*** DOCUMENT EXCERPT
Over the past year, you've had a number of onetime impacts from shut-ins or frac offsets, did you see any of that in 2Q? Or did you all think this was a fairly clean quarter from a production standpoint.

M
Michael Hollis
executive

On any one day, you always have, whenever you're fracking wells near existing production, you'll have shut-ins. Obviously, going from the 4 frac crews down to 1, you have less shut in. Again, as we talk through that production profile that you saw in one of the earlier slides, early on, whenever you all said you're only producing 3,000 to 20,000 barrels a day and you have to shut in 10,000 to 12,000, it's very impactful. When you're producing over 50,000 barrels a day and you have to shut in 2,500 to 3,000 that is always going to follow that frac crew when you're offsetting existing production. To that, I will say, it is very ratable to what you will see in the future. Unless we go and add a lot more activity and then you can look out about 2 or 3 months out from adding a lot of rigs, then you would see a little bit more of that water out effect as we were to accelerate in the future. From here holding a 2-rig program, this is very ratable. It will be up into the right for growth as opposed to the sawtooth pattern you saw in the past.

Operator

Your next question comes from the line of Jeff Robertson of Water Tower.

J
Jeffrey Robertson
analyst

I was curious whether or not you have any incremental data points around the Eastern peripheral acreage that you all have that maybe impacts your thinking or the prospectivity of HighPeak's position?
******
*** RECORDS SHOWN
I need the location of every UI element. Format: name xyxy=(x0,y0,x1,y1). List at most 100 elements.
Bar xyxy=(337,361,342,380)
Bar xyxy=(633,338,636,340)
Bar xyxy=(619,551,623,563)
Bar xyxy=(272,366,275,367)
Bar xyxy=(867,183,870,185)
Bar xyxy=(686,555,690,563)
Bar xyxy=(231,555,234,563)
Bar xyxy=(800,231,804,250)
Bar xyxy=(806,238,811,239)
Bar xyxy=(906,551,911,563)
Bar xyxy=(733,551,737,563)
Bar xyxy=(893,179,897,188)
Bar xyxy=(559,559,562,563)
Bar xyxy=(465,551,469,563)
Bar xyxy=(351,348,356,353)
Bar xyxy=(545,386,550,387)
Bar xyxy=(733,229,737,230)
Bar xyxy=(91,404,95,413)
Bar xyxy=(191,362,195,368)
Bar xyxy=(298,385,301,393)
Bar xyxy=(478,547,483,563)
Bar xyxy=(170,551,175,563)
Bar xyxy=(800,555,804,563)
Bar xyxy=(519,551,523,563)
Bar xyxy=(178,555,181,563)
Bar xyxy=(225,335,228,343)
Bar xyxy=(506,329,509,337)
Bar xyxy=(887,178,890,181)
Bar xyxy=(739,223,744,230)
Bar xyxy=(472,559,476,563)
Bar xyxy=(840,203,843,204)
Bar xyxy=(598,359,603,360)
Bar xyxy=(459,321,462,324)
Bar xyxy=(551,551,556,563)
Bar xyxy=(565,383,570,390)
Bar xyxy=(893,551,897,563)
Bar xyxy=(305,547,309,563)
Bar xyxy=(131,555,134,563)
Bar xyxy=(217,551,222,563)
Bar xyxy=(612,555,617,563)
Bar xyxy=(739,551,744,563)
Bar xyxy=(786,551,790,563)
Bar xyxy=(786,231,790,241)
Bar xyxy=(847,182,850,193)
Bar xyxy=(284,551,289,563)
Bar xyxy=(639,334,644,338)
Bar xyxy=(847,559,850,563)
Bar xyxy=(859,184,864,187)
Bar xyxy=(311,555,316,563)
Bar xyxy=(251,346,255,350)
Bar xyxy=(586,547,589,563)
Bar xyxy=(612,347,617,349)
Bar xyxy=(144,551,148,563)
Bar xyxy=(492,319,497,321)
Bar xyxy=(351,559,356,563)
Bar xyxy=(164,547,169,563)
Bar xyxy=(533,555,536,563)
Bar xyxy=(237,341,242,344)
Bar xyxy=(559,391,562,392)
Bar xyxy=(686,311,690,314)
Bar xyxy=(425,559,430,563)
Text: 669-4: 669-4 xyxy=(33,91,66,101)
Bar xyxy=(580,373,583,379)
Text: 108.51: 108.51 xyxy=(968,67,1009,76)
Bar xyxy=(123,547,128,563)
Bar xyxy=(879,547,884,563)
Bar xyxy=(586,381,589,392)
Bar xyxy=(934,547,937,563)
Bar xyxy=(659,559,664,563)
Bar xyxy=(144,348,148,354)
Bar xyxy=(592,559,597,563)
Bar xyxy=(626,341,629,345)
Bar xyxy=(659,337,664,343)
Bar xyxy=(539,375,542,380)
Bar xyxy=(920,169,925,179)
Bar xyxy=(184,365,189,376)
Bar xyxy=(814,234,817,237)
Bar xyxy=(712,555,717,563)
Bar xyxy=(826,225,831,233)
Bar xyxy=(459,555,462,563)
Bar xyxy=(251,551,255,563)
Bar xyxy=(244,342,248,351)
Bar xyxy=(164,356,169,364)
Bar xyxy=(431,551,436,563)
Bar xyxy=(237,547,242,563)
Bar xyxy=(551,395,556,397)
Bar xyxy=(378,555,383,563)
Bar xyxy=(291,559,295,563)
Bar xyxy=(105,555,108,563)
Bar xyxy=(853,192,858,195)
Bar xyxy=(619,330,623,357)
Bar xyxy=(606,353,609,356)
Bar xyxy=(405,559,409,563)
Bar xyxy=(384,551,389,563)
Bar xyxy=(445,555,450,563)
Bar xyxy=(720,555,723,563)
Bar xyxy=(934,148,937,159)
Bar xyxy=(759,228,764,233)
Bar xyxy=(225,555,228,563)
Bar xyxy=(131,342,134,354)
******
### REQUIREMENT
Can you retype the earnings call excerpt, from "Over the past" through "a production standpoint.", word for word?

### YOUR SOLUTION
Over the past year, you've had a number of onetime impacts from shut-ins or frac offsets, did you see any of that in 2Q? Or did you all think this was a fairly clean quarter from a production standpoint.